Task goal: Take the entries below and reproduce them word for word.

Records for processing:
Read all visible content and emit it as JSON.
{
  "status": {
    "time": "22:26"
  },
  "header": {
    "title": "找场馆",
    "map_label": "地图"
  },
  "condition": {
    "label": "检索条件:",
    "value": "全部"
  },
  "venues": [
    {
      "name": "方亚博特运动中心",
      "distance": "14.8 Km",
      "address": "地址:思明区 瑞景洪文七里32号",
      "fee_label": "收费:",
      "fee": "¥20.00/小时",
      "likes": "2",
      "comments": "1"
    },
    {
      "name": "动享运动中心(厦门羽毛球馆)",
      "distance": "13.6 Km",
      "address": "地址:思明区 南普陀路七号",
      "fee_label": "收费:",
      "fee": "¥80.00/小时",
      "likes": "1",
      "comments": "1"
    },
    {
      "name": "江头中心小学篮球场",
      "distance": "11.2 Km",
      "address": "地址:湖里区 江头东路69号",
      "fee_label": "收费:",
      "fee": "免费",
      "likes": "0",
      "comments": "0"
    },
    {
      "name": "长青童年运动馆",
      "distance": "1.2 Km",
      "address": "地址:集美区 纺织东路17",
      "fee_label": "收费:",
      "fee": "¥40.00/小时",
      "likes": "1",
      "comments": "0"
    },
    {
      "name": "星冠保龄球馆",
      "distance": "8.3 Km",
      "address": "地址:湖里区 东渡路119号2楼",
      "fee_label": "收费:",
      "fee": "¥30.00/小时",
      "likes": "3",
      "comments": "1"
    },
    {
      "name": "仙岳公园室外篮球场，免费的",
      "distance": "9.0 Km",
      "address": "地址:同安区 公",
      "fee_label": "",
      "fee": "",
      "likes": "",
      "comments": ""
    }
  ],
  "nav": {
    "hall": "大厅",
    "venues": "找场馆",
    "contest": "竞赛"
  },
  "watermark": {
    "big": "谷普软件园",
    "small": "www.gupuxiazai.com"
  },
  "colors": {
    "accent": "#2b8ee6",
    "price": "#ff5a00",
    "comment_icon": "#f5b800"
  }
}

Reply to the exercise:
Read all visible content and emit it as JSON.
{
  "status": {
    "time": "22:26"
  },
  "header": {
    "title": "找场馆",
    "map_label": "地图"
  },
  "condition": {
    "label": "检索条件:",
    "value": "全部"
  },
  "venues": [
    {
      "name": "方亚博特运动中心",
      "distance": "14.8 Km",
      "address": "地址:思明区 瑞景洪文七里32号",
      "fee_label": "收费:",
      "fee": "¥20.00/小时",
      "likes": "2",
      "comments": "1"
    },
    {
      "name": "动享运动中心(厦门羽毛球馆)",
      "distance": "13.6 Km",
      "address": "地址:思明区 南普陀路七号",
      "fee_label": "收费:",
      "fee": "¥80.00/小时",
      "likes": "1",
      "comments": "1"
    },
    {
      "name": "江头中心小学篮球场",
      "distance": "11.2 Km",
      "address": "地址:湖里区 江头东路69号",
      "fee_label": "收费:",
      "fee": "免费",
      "likes": "0",
      "comments": "0"
    },
    {
      "name": "长青童年运动馆",
      "distance": "1.2 Km",
      "address": "地址:集美区 纺织东路17",
      "fee_label": "收费:",
      "fee": "¥40.00/小时",
      "likes": "1",
      "comments": "0"
    },
    {
      "name": "星冠保龄球馆",
      "distance": "8.3 Km",
      "address": "地址:湖里区 东渡路119号2楼",
      "fee_label": "收费:",
      "fee": "¥30.00/小时",
      "likes": "3",
      "comments": "1"
    },
    {
      "name": "仙岳公园室外篮球场，免费的",
      "distance": "9.0 Km",
      "address": "地址:同安区 公",
      "fee_label": "",
      "fee": "",
      "likes": "",
      "comments": ""
    }
  ],
  "nav": {
    "hall": "大厅",
    "venues": "找场馆",
    "contest": "竞赛"
  },
  "watermark": {
    "big": "谷普软件园",
    "small": "www.gupuxiazai.com"
  },
  "colors": {
    "accent": "#2b8ee6",
    "price": "#ff5a00",
    "comment_icon": "#f5b800"
  }
}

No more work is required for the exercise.